[Begin Data rows]

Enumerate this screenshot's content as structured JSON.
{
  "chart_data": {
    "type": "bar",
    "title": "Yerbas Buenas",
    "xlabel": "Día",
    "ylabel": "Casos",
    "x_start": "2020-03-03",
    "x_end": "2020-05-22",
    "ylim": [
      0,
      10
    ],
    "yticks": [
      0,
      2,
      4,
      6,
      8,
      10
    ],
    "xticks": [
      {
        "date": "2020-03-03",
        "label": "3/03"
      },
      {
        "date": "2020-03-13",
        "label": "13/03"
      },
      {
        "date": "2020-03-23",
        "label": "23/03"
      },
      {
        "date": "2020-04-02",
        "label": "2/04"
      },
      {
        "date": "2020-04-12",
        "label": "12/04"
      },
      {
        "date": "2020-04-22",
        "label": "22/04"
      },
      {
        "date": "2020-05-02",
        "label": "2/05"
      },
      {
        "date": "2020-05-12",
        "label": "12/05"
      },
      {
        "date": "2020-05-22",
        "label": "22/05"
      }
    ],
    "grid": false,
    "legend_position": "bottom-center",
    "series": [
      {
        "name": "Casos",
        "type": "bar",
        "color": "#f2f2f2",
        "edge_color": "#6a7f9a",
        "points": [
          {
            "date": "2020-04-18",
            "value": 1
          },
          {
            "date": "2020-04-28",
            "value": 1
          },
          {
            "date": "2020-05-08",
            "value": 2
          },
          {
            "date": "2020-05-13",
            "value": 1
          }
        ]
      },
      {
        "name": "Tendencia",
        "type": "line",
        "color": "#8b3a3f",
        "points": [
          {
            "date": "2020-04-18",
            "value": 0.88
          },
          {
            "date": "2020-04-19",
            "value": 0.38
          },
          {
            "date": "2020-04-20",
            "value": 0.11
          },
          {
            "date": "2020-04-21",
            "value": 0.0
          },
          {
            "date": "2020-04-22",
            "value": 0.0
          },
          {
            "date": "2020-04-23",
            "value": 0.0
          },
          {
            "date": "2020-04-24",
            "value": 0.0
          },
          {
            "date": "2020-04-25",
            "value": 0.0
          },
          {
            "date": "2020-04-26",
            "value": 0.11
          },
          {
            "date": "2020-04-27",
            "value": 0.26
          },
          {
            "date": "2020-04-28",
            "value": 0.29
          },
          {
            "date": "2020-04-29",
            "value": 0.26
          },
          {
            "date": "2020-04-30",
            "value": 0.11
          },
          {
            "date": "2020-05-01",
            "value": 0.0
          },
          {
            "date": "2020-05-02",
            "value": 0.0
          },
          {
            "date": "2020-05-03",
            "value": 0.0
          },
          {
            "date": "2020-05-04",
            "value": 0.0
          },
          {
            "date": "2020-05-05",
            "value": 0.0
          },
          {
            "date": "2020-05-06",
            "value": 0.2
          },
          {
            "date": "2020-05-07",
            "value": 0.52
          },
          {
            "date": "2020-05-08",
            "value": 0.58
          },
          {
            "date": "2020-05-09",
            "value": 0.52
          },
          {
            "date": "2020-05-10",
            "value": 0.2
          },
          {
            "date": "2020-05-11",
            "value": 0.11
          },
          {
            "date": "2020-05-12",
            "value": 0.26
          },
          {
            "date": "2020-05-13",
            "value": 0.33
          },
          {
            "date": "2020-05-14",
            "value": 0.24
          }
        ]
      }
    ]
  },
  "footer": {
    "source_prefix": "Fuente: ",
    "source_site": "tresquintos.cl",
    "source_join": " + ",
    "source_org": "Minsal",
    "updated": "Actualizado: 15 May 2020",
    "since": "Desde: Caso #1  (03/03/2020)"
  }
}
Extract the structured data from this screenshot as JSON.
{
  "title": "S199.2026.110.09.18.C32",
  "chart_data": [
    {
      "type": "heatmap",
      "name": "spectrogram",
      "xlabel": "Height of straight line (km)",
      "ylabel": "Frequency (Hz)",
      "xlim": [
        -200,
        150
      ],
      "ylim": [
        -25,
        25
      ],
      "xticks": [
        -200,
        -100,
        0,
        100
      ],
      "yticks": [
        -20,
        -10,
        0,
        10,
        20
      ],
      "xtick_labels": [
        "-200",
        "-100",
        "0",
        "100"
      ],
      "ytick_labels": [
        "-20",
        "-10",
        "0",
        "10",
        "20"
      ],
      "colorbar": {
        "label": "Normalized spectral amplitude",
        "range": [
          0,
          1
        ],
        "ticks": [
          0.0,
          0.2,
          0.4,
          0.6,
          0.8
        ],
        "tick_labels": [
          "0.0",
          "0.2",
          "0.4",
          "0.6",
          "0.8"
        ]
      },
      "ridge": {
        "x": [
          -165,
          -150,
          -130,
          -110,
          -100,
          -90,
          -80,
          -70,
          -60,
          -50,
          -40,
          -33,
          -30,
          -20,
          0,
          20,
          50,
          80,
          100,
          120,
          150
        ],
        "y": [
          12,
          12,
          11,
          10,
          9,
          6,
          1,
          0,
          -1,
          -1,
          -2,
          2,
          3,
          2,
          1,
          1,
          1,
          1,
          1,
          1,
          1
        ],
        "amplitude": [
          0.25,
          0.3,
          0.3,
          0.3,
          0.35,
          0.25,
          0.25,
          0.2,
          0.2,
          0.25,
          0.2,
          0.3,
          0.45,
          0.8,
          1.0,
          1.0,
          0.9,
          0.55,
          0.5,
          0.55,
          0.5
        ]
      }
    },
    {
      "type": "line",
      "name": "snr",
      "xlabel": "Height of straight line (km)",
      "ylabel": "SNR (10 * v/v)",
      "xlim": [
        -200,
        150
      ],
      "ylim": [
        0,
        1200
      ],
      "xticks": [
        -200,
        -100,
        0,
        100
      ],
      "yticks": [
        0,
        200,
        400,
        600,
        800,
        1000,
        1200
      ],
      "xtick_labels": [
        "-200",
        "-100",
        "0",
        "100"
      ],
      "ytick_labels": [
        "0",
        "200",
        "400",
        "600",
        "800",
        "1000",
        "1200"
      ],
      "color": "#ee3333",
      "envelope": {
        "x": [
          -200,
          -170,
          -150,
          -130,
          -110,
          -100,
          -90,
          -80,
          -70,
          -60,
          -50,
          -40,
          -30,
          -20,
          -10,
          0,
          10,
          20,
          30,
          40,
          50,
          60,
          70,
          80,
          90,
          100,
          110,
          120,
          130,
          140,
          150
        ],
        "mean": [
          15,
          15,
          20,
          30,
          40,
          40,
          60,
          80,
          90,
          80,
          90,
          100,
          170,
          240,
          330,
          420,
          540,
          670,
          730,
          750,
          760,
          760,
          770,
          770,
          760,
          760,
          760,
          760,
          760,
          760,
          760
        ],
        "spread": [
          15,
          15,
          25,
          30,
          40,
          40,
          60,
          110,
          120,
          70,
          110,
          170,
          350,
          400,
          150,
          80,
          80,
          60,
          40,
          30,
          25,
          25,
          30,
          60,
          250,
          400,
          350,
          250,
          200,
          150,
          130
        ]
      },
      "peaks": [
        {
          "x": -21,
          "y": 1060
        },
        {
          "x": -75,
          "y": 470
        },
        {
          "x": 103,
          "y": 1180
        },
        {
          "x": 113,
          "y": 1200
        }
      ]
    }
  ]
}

[End Data rows]

# Aim
Your task is to give the records above again, exactly.

# Correct output
Enumerate this screenshot's content as structured JSON.
{
  "chart_data": {
    "type": "bar",
    "title": "Yerbas Buenas",
    "xlabel": "Día",
    "ylabel": "Casos",
    "x_start": "2020-03-03",
    "x_end": "2020-05-22",
    "ylim": [
      0,
      10
    ],
    "yticks": [
      0,
      2,
      4,
      6,
      8,
      10
    ],
    "xticks": [
      {
        "date": "2020-03-03",
        "label": "3/03"
      },
      {
        "date": "2020-03-13",
        "label": "13/03"
      },
      {
        "date": "2020-03-23",
        "label": "23/03"
      },
      {
        "date": "2020-04-02",
        "label": "2/04"
      },
      {
        "date": "2020-04-12",
        "label": "12/04"
      },
      {
        "date": "2020-04-22",
        "label": "22/04"
      },
      {
        "date": "2020-05-02",
        "label": "2/05"
      },
      {
        "date": "2020-05-12",
        "label": "12/05"
      },
      {
        "date": "2020-05-22",
        "label": "22/05"
      }
    ],
    "grid": false,
    "legend_position": "bottom-center",
    "series": [
      {
        "name": "Casos",
        "type": "bar",
        "color": "#f2f2f2",
        "edge_color": "#6a7f9a",
        "points": [
          {
            "date": "2020-04-18",
            "value": 1
          },
          {
            "date": "2020-04-28",
            "value": 1
          },
          {
            "date": "2020-05-08",
            "value": 2
          },
          {
            "date": "2020-05-13",
            "value": 1
          }
        ]
      },
      {
        "name": "Tendencia",
        "type": "line",
        "color": "#8b3a3f",
        "points": [
          {
            "date": "2020-04-18",
            "value": 0.88
          },
          {
            "date": "2020-04-19",
            "value": 0.38
          },
          {
            "date": "2020-04-20",
            "value": 0.11
          },
          {
            "date": "2020-04-21",
            "value": 0.0
          },
          {
            "date": "2020-04-22",
            "value": 0.0
          },
          {
            "date": "2020-04-23",
            "value": 0.0
          },
          {
            "date": "2020-04-24",
            "value": 0.0
          },
          {
            "date": "2020-04-25",
            "value": 0.0
          },
          {
            "date": "2020-04-26",
            "value": 0.11
          },
          {
            "date": "2020-04-27",
            "value": 0.26
          },
          {
            "date": "2020-04-28",
            "value": 0.29
          },
          {
            "date": "2020-04-29",
            "value": 0.26
          },
          {
            "date": "2020-04-30",
            "value": 0.11
          },
          {
            "date": "2020-05-01",
            "value": 0.0
          },
          {
            "date": "2020-05-02",
            "value": 0.0
          },
          {
            "date": "2020-05-03",
            "value": 0.0
          },
          {
            "date": "2020-05-04",
            "value": 0.0
          },
          {
            "date": "2020-05-05",
            "value": 0.0
          },
          {
            "date": "2020-05-06",
            "value": 0.2
          },
          {
            "date": "2020-05-07",
            "value": 0.52
          },
          {
            "date": "2020-05-08",
            "value": 0.58
          },
          {
            "date": "2020-05-09",
            "value": 0.52
          },
          {
            "date": "2020-05-10",
            "value": 0.2
          },
          {
            "date": "2020-05-11",
            "value": 0.11
          },
          {
            "date": "2020-05-12",
            "value": 0.26
          },
          {
            "date": "2020-05-13",
            "value": 0.33
          },
          {
            "date": "2020-05-14",
            "value": 0.24
          }
        ]
      }
    ]
  },
  "footer": {
    "source_prefix": "Fuente: ",
    "source_site": "tresquintos.cl",
    "source_join": " + ",
    "source_org": "Minsal",
    "updated": "Actualizado: 15 May 2020",
    "since": "Desde: Caso #1  (03/03/2020)"
  }
}
Extract the structured data from this screenshot as JSON.
{
  "title": "S199.2026.110.09.18.C32",
  "chart_data": [
    {
      "type": "heatmap",
      "name": "spectrogram",
      "xlabel": "Height of straight line (km)",
      "ylabel": "Frequency (Hz)",
      "xlim": [
        -200,
        150
      ],
      "ylim": [
        -25,
        25
      ],
      "xticks": [
        -200,
        -100,
        0,
        100
      ],
      "yticks": [
        -20,
        -10,
        0,
        10,
        20
      ],
      "xtick_labels": [
        "-200",
        "-100",
        "0",
        "100"
      ],
      "ytick_labels": [
        "-20",
        "-10",
        "0",
        "10",
        "20"
      ],
      "colorbar": {
        "label": "Normalized spectral amplitude",
        "range": [
          0,
          1
        ],
        "ticks": [
          0.0,
          0.2,
          0.4,
          0.6,
          0.8
        ],
        "tick_labels": [
          "0.0",
          "0.2",
          "0.4",
          "0.6",
          "0.8"
        ]
      },
      "ridge": {
        "x": [
          -165,
          -150,
          -130,
          -110,
          -100,
          -90,
          -80,
          -70,
          -60,
          -50,
          -40,
          -33,
          -30,
          -20,
          0,
          20,
          50,
          80,
          100,
          120,
          150
        ],
        "y": [
          12,
          12,
          11,
          10,
          9,
          6,
          1,
          0,
          -1,
          -1,
          -2,
          2,
          3,
          2,
          1,
          1,
          1,
          1,
          1,
          1,
          1
        ],
        "amplitude": [
          0.25,
          0.3,
          0.3,
          0.3,
          0.35,
          0.25,
          0.25,
          0.2,
          0.2,
          0.25,
          0.2,
          0.3,
          0.45,
          0.8,
          1.0,
          1.0,
          0.9,
          0.55,
          0.5,
          0.55,
          0.5
        ]
      }
    },
    {
      "type": "line",
      "name": "snr",
      "xlabel": "Height of straight line (km)",
      "ylabel": "SNR (10 * v/v)",
      "xlim": [
        -200,
        150
      ],
      "ylim": [
        0,
        1200
      ],
      "xticks": [
        -200,
        -100,
        0,
        100
      ],
      "yticks": [
        0,
        200,
        400,
        600,
        800,
        1000,
        1200
      ],
      "xtick_labels": [
        "-200",
        "-100",
        "0",
        "100"
      ],
      "ytick_labels": [
        "0",
        "200",
        "400",
        "600",
        "800",
        "1000",
        "1200"
      ],
      "color": "#ee3333",
      "envelope": {
        "x": [
          -200,
          -170,
          -150,
          -130,
          -110,
          -100,
          -90,
          -80,
          -70,
          -60,
          -50,
          -40,
          -30,
          -20,
          -10,
          0,
          10,
          20,
          30,
          40,
          50,
          60,
          70,
          80,
          90,
          100,
          110,
          120,
          130,
          140,
          150
        ],
        "mean": [
          15,
          15,
          20,
          30,
          40,
          40,
          60,
          80,
          90,
          80,
          90,
          100,
          170,
          240,
          330,
          420,
          540,
          670,
          730,
          750,
          760,
          760,
          770,
          770,
          760,
          760,
          760,
          760,
          760,
          760,
          760
        ],
        "spread": [
          15,
          15,
          25,
          30,
          40,
          40,
          60,
          110,
          120,
          70,
          110,
          170,
          350,
          400,
          150,
          80,
          80,
          60,
          40,
          30,
          25,
          25,
          30,
          60,
          250,
          400,
          350,
          250,
          200,
          150,
          130
        ]
      },
      "peaks": [
        {
          "x": -21,
          "y": 1060
        },
        {
          "x": -75,
          "y": 470
        },
        {
          "x": 103,
          "y": 1180
        },
        {
          "x": 113,
          "y": 1200
        }
      ]
    }
  ]
}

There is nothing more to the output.